Records from a dataset:
====

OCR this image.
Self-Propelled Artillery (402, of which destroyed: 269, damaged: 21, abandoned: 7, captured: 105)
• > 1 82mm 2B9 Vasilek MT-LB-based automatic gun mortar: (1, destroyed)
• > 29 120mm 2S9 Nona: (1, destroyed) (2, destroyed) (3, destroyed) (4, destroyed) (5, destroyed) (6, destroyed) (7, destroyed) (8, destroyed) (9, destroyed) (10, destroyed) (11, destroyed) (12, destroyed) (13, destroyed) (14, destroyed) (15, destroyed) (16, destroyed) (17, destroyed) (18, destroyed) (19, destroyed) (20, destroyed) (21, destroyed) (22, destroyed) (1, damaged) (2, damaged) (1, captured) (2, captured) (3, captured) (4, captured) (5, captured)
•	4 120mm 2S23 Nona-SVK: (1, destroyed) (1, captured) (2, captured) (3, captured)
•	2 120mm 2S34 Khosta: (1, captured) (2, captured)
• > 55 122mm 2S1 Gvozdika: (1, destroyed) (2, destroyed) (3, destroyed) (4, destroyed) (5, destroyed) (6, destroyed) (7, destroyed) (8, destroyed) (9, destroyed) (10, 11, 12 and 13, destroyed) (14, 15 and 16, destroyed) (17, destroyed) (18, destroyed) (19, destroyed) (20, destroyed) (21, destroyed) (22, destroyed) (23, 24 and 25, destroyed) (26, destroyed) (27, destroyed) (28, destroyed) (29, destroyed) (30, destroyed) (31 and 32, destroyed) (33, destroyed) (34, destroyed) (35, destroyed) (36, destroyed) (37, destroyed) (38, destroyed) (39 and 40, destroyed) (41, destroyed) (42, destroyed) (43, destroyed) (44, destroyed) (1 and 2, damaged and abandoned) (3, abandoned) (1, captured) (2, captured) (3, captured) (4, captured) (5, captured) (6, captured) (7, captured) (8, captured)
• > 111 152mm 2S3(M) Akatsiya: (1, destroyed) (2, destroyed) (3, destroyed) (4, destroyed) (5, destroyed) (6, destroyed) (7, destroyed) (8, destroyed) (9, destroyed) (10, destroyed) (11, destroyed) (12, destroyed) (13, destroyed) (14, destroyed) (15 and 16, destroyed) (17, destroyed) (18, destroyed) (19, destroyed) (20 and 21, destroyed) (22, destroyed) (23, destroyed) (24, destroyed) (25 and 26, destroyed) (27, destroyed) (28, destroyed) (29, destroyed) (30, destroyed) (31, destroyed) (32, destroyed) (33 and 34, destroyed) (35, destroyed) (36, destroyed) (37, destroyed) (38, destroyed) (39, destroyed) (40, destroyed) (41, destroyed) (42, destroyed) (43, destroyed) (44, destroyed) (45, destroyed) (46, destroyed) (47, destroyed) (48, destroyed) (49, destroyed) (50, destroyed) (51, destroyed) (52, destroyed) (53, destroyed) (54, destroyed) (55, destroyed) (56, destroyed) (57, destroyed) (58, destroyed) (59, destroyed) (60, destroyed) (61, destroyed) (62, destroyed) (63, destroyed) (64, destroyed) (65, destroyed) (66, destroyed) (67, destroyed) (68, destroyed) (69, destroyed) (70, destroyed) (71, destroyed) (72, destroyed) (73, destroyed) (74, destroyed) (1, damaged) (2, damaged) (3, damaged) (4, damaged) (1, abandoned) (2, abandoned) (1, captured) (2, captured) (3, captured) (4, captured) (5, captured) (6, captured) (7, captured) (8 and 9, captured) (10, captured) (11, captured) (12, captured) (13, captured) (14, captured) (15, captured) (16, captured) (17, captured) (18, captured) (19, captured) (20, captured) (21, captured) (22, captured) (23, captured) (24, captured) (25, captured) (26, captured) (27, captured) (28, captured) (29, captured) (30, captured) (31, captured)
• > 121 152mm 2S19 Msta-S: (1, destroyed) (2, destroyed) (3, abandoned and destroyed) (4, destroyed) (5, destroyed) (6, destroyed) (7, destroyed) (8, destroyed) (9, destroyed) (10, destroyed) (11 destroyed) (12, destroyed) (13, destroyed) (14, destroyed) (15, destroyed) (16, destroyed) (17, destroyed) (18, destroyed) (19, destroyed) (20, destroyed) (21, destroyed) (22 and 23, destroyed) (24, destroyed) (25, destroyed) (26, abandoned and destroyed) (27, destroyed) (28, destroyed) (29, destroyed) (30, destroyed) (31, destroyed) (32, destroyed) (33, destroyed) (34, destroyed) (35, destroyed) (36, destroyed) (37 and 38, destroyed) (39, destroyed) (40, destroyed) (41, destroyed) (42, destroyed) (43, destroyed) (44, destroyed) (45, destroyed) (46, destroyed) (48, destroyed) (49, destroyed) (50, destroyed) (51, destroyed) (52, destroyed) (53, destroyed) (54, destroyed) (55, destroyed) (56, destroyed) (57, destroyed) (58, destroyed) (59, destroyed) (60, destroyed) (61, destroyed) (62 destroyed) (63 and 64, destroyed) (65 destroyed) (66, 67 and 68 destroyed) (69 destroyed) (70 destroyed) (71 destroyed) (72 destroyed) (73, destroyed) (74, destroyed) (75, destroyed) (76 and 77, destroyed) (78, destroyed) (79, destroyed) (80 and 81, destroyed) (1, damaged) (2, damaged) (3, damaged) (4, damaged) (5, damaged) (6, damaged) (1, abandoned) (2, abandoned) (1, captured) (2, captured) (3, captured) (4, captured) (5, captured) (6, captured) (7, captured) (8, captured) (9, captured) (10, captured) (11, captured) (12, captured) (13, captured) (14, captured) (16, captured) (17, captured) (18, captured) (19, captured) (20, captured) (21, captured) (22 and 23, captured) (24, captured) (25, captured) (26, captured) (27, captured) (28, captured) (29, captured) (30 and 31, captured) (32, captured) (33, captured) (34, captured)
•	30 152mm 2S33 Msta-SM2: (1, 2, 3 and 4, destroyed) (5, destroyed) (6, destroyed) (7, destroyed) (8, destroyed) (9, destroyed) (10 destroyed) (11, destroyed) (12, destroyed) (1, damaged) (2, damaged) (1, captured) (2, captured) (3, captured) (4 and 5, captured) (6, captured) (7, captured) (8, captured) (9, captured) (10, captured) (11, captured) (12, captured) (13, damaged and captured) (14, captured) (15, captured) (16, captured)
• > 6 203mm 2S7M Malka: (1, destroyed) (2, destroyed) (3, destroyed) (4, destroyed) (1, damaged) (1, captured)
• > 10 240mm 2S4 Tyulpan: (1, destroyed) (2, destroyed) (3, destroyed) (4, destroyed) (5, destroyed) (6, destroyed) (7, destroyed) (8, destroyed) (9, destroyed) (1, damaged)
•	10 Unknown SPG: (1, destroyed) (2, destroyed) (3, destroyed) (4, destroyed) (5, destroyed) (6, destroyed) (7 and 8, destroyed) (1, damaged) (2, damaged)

====

Work to be completed
Extract the complete listing verbatim.

Solution for this exercise
OCR this image.
Self-Propelled Artillery (402, of which destroyed: 269, damaged: 21, abandoned: 7, captured: 105)
• > 1 82mm 2B9 Vasilek MT-LB-based automatic gun mortar: (1, destroyed)
• > 29 120mm 2S9 Nona: (1, destroyed) (2, destroyed) (3, destroyed) (4, destroyed) (5, destroyed) (6, destroyed) (7, destroyed) (8, destroyed) (9, destroyed) (10, destroyed) (11, destroyed) (12, destroyed) (13, destroyed) (14, destroyed) (15, destroyed) (16, destroyed) (17, destroyed) (18, destroyed) (19, destroyed) (20, destroyed) (21, destroyed) (22, destroyed) (1, damaged) (2, damaged) (1, captured) (2, captured) (3, captured) (4, captured) (5, captured)
•	4 120mm 2S23 Nona-SVK: (1, destroyed) (1, captured) (2, captured) (3, captured)
•	2 120mm 2S34 Khosta: (1, captured) (2, captured)
• > 55 122mm 2S1 Gvozdika: (1, destroyed) (2, destroyed) (3, destroyed) (4, destroyed) (5, destroyed) (6, destroyed) (7, destroyed) (8, destroyed) (9, destroyed) (10, 11, 12 and 13, destroyed) (14, 15 and 16, destroyed) (17, destroyed) (18, destroyed) (19, destroyed) (20, destroyed) (21, destroyed) (22, destroyed) (23, 24 and 25, destroyed) (26, destroyed) (27, destroyed) (28, destroyed) (29, destroyed) (30, destroyed) (31 and 32, destroyed) (33, destroyed) (34, destroyed) (35, destroyed) (36, destroyed) (37, destroyed) (38, destroyed) (39 and 40, destroyed) (41, destroyed) (42, destroyed) (43, destroyed) (44, destroyed) (1 and 2, damaged and abandoned) (3, abandoned) (1, captured) (2, captured) (3, captured) (4, captured) (5, captured) (6, captured) (7, captured) (8, captured)
• > 111 152mm 2S3(M) Akatsiya: (1, destroyed) (2, destroyed) (3, destroyed) (4, destroyed) (5, destroyed) (6, destroyed) (7, destroyed) (8, destroyed) (9, destroyed) (10, destroyed) (11, destroyed) (12, destroyed) (13, destroyed) (14, destroyed) (15 and 16, destroyed) (17, destroyed) (18, destroyed) (19, destroyed) (20 and 21, destroyed) (22, destroyed) (23, destroyed) (24, destroyed) (25 and 26, destroyed) (27, destroyed) (28, destroyed) (29, destroyed) (30, destroyed) (31, destroyed) (32, destroyed) (33 and 34, destroyed) (35, destroyed) (36, destroyed) (37, destroyed) (38, destroyed) (39, destroyed) (40, destroyed) (41, destroyed) (42, destroyed) (43, destroyed) (44, destroyed) (45, destroyed) (46, destroyed) (47, destroyed) (48, destroyed) (49, destroyed) (50, destroyed) (51, destroyed) (52, destroyed) (53, destroyed) (54, destroyed) (55, destroyed) (56, destroyed) (57, destroyed) (58, destroyed) (59, destroyed) (60, destroyed) (61, destroyed) (62, destroyed) (63, destroyed) (64, destroyed) (65, destroyed) (66, destroyed) (67, destroyed) (68, destroyed) (69, destroyed) (70, destroyed) (71, destroyed) (72, destroyed) (73, destroyed) (74, destroyed) (1, damaged) (2, damaged) (3, damaged) (4, damaged) (1, abandoned) (2, abandoned) (1, captured) (2, captured) (3, captured) (4, captured) (5, captured) (6, captured) (7, captured) (8 and 9, captured) (10, captured) (11, captured) (12, captured) (13, captured) (14, captured) (15, captured) (16, captured) (17, captured) (18, captured) (19, captured) (20, captured) (21, captured) (22, captured) (23, captured) (24, captured) (25, captured) (26, captured) (27, captured) (28, captured) (29, captured) (30, captured) (31, captured)
• > 121 152mm 2S19 Msta-S: (1, destroyed) (2, destroyed) (3, abandoned and destroyed) (4, destroyed) (5, destroyed) (6, destroyed) (7, destroyed) (8, destroyed) (9, destroyed) (10, destroyed) (11 destroyed) (12, destroyed) (13, destroyed) (14, destroyed) (15, destroyed) (16, destroyed) (17, destroyed) (18, destroyed) (19, destroyed) (20, destroyed) (21, destroyed) (22 and 23, destroyed) (24, destroyed) (25, destroyed) (26, abandoned and destroyed) (27, destroyed) (28, destroyed) (29, destroyed) (30, destroyed) (31, destroyed) (32, destroyed) (33, destroyed) (34, destroyed) (35, destroyed) (36, destroyed) (37 and 38, destroyed) (39, destroyed) (40, destroyed) (41, destroyed) (42, destroyed) (43, destroyed) (44, destroyed) (45, destroyed) (46, destroyed) (48, destroyed) (49, destroyed) (50, destroyed) (51, destroyed) (52, destroyed) (53, destroyed) (54, destroyed) (55, destroyed) (56, destroyed) (57, destroyed) (58, destroyed) (59, destroyed) (60, destroyed) (61, destroyed) (62 destroyed) (63 and 64, destroyed) (65 destroyed) (66, 67 and 68 destroyed) (69 destroyed) (70 destroyed) (71 destroyed) (72 destroyed) (73, destroyed) (74, destroyed) (75, destroyed) (76 and 77, destroyed) (78, destroyed) (79, destroyed) (80 and 81, destroyed) (1, damaged) (2, damaged) (3, damaged) (4, damaged) (5, damaged) (6, damaged) (1, abandoned) (2, abandoned) (1, captured) (2, captured) (3, captured) (4, captured) (5, captured) (6, captured) (7, captured) (8, captured) (9, captured) (10, captured) (11, captured) (12, captured) (13, captured) (14, captured) (16, captured) (17, captured) (18, captured) (19, captured) (20, captured) (21, captured) (22 and 23, captured) (24, captured) (25, captured) (26, captured) (27, captured) (28, captured) (29, captured) (30 and 31, captured) (32, captured) (33, captured) (34, captured)
•	30 152mm 2S33 Msta-SM2: (1, 2, 3 and 4, destroyed) (5, destroyed) (6, destroyed) (7, destroyed) (8, destroyed) (9, destroyed) (10 destroyed) (11, destroyed) (12, destroyed) (1, damaged) (2, damaged) (1, captured) (2, captured) (3, captured) (4 and 5, captured) (6, captured) (7, captured) (8, captured) (9, captured) (10, captured) (11, captured) (12, captured) (13, damaged and captured) (14, captured) (15, captured) (16, captured)
• > 6 203mm 2S7M Malka: (1, destroyed) (2, destroyed) (3, destroyed) (4, destroyed) (1, damaged) (1, captured)
• > 10 240mm 2S4 Tyulpan: (1, destroyed) (2, destroyed) (3, destroyed) (4, destroyed) (5, destroyed) (6, destroyed) (7, destroyed) (8, destroyed) (9, destroyed) (1, damaged)
•	10 Unknown SPG: (1, destroyed) (2, destroyed) (3, destroyed) (4, destroyed) (5, destroyed) (6, destroyed) (7 and 8, destroyed) (1, damaged) (2, damaged)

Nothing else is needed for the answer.